* _Directions_
Give the listing again in full, exactly as written.
-- Start Dataset entries --
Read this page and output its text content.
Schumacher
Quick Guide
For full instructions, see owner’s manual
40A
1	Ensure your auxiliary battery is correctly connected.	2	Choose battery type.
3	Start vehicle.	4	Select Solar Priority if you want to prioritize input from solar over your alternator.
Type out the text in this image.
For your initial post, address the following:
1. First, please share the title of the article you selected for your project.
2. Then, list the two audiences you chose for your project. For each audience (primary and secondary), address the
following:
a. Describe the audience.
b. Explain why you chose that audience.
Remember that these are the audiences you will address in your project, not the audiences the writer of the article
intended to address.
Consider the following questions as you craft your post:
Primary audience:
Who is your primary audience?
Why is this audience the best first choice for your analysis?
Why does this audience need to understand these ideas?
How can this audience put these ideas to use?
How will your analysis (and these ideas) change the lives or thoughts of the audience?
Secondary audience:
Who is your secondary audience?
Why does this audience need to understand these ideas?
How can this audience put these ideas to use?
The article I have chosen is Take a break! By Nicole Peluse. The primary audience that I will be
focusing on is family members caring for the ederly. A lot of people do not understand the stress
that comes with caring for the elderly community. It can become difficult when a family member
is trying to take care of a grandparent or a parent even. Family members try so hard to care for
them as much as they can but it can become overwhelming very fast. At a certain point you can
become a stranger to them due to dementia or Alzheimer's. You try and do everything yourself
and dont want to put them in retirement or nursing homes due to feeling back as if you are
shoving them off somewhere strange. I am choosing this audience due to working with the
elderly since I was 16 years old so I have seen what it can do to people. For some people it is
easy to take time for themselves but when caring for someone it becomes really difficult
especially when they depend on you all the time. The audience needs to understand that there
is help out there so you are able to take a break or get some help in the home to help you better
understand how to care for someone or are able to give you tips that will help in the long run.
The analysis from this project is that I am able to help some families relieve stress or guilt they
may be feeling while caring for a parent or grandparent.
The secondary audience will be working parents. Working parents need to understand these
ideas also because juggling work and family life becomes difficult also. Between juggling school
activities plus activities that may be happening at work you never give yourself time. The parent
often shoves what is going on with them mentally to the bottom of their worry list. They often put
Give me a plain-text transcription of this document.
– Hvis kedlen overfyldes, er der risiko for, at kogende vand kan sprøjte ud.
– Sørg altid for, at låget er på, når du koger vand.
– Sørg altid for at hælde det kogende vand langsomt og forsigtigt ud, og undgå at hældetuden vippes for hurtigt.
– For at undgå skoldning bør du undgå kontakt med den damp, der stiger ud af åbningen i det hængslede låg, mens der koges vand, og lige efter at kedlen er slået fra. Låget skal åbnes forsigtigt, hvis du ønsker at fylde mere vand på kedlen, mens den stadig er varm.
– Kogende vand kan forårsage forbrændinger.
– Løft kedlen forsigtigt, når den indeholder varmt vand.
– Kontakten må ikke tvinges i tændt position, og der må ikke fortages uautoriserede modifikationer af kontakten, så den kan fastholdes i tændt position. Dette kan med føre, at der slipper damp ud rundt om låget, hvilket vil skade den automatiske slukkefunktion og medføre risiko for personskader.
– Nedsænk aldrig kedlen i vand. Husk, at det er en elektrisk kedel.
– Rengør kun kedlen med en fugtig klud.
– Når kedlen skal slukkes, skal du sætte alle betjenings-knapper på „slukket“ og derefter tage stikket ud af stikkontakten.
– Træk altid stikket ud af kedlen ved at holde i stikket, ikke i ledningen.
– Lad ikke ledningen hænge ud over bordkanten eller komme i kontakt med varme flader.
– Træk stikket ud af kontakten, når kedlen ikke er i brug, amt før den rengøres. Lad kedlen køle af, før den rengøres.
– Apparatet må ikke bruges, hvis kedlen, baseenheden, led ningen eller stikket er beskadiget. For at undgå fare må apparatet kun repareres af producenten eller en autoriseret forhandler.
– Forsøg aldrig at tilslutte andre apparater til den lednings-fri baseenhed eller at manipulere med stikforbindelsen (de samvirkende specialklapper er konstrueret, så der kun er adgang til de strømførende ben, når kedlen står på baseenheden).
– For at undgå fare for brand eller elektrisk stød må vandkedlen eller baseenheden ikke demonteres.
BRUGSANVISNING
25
-- End Dataset entries --
* _Response for this exercise_
Read this page and output its text content.
Schumacher
Quick Guide
For full instructions, see owner’s manual
40A
1	Ensure your auxiliary battery is correctly connected.	2	Choose battery type.
3	Start vehicle.	4	Select Solar Priority if you want to prioritize input from solar over your alternator.
Type out the text in this image.
For your initial post, address the following:
1. First, please share the title of the article you selected for your project.
2. Then, list the two audiences you chose for your project. For each audience (primary and secondary), address the
following:
a. Describe the audience.
b. Explain why you chose that audience.
Remember that these are the audiences you will address in your project, not the audiences the writer of the article
intended to address.
Consider the following questions as you craft your post:
Primary audience:
Who is your primary audience?
Why is this audience the best first choice for your analysis?
Why does this audience need to understand these ideas?
How can this audience put these ideas to use?
How will your analysis (and these ideas) change the lives or thoughts of the audience?
Secondary audience:
Who is your secondary audience?
Why does this audience need to understand these ideas?
How can this audience put these ideas to use?
The article I have chosen is Take a break! By Nicole Peluse. The primary audience that I will be
focusing on is family members caring for the ederly. A lot of people do not understand the stress
that comes with caring for the elderly community. It can become difficult when a family member
is trying to take care of a grandparent or a parent even. Family members try so hard to care for
them as much as they can but it can become overwhelming very fast. At a certain point you can
become a stranger to them due to dementia or Alzheimer's. You try and do everything yourself
and dont want to put them in retirement or nursing homes due to feeling back as if you are
shoving them off somewhere strange. I am choosing this audience due to working with the
elderly since I was 16 years old so I have seen what it can do to people. For some people it is
easy to take time for themselves but when caring for someone it becomes really difficult
especially when they depend on you all the time. The audience needs to understand that there
is help out there so you are able to take a break or get some help in the home to help you better
understand how to care for someone or are able to give you tips that will help in the long run.
The analysis from this project is that I am able to help some families relieve stress or guilt they
may be feeling while caring for a parent or grandparent.
The secondary audience will be working parents. Working parents need to understand these
ideas also because juggling work and family life becomes difficult also. Between juggling school
activities plus activities that may be happening at work you never give yourself time. The parent
often shoves what is going on with them mentally to the bottom of their worry list. They often put
Give me a plain-text transcription of this document.
– Hvis kedlen overfyldes, er der risiko for, at kogende vand kan sprøjte ud.
– Sørg altid for, at låget er på, når du koger vand.
– Sørg altid for at hælde det kogende vand langsomt og forsigtigt ud, og undgå at hældetuden vippes for hurtigt.
– For at undgå skoldning bør du undgå kontakt med den damp, der stiger ud af åbningen i det hængslede låg, mens der koges vand, og lige efter at kedlen er slået fra. Låget skal åbnes forsigtigt, hvis du ønsker at fylde mere vand på kedlen, mens den stadig er varm.
– Kogende vand kan forårsage forbrændinger.
– Løft kedlen forsigtigt, når den indeholder varmt vand.
– Kontakten må ikke tvinges i tændt position, og der må ikke fortages uautoriserede modifikationer af kontakten, så den kan fastholdes i tændt position. Dette kan med føre, at der slipper damp ud rundt om låget, hvilket vil skade den automatiske slukkefunktion og medføre risiko for personskader.
– Nedsænk aldrig kedlen i vand. Husk, at det er en elektrisk kedel.
– Rengør kun kedlen med en fugtig klud.
– Når kedlen skal slukkes, skal du sætte alle betjenings-knapper på „slukket“ og derefter tage stikket ud af stikkontakten.
– Træk altid stikket ud af kedlen ved at holde i stikket, ikke i ledningen.
– Lad ikke ledningen hænge ud over bordkanten eller komme i kontakt med varme flader.
– Træk stikket ud af kontakten, når kedlen ikke er i brug, amt før den rengøres. Lad kedlen køle af, før den rengøres.
– Apparatet må ikke bruges, hvis kedlen, baseenheden, led ningen eller stikket er beskadiget. For at undgå fare må apparatet kun repareres af producenten eller en autoriseret forhandler.
– Forsøg aldrig at tilslutte andre apparater til den lednings-fri baseenhed eller at manipulere med stikforbindelsen (de samvirkende specialklapper er konstrueret, så der kun er adgang til de strømførende ben, når kedlen står på baseenheden).
– For at undgå fare for brand eller elektrisk stød må vandkedlen eller baseenheden ikke demonteres.
BRUGSANVISNING
25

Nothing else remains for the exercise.